### DIRECTION:
Find the word "aulas" in the listing; pull out each line holding it.
* * *
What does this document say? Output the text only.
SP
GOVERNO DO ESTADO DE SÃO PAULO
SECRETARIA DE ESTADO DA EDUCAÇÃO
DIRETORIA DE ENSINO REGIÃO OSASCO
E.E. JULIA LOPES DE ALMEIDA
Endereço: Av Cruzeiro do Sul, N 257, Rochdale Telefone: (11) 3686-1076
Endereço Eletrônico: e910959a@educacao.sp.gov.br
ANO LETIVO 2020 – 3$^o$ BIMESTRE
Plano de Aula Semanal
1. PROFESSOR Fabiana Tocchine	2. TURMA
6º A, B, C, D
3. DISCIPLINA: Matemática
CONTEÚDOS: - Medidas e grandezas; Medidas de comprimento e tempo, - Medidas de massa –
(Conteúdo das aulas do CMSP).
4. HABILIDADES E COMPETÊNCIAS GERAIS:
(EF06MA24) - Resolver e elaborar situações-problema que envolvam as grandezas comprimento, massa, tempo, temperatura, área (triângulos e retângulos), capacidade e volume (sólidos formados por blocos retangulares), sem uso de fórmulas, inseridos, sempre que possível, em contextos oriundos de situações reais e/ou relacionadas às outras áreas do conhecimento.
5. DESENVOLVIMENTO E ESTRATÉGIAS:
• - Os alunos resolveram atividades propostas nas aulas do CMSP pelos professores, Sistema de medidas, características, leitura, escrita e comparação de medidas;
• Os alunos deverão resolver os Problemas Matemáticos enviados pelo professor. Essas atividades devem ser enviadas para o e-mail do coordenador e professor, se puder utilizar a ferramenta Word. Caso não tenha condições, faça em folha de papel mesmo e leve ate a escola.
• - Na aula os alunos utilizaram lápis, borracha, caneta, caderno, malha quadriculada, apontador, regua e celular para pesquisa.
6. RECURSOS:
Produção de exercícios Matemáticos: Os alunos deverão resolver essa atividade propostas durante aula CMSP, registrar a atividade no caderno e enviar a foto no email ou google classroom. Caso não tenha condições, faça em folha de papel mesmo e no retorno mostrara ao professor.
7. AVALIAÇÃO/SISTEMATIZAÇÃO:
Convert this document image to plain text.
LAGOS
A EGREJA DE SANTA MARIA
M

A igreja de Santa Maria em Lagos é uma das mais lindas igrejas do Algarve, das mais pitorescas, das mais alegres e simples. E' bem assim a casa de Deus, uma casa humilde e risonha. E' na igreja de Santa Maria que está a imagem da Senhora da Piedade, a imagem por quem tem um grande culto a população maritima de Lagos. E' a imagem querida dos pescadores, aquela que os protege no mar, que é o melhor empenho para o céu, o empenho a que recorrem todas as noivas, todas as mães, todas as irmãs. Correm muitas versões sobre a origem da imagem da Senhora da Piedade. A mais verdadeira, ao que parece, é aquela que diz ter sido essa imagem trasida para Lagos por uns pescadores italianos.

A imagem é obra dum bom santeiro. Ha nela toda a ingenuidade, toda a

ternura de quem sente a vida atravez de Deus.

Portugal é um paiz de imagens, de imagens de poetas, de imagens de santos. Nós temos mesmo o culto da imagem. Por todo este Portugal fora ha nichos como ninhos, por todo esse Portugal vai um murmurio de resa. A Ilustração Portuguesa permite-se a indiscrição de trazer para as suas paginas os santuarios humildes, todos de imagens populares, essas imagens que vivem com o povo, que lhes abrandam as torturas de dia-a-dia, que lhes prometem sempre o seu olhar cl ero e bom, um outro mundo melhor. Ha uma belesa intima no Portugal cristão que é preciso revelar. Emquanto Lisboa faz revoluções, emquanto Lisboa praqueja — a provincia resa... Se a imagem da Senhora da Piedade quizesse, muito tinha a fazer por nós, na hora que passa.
* * *
### SOLUTION TO THIS EXERCISE:
(Conteúdo das aulas do CMSP).
• - Os alunos resolveram atividades propostas nas aulas do CMSP pelos professores, Sistema de medidas, características, leitura, escrita e comparação de medidas;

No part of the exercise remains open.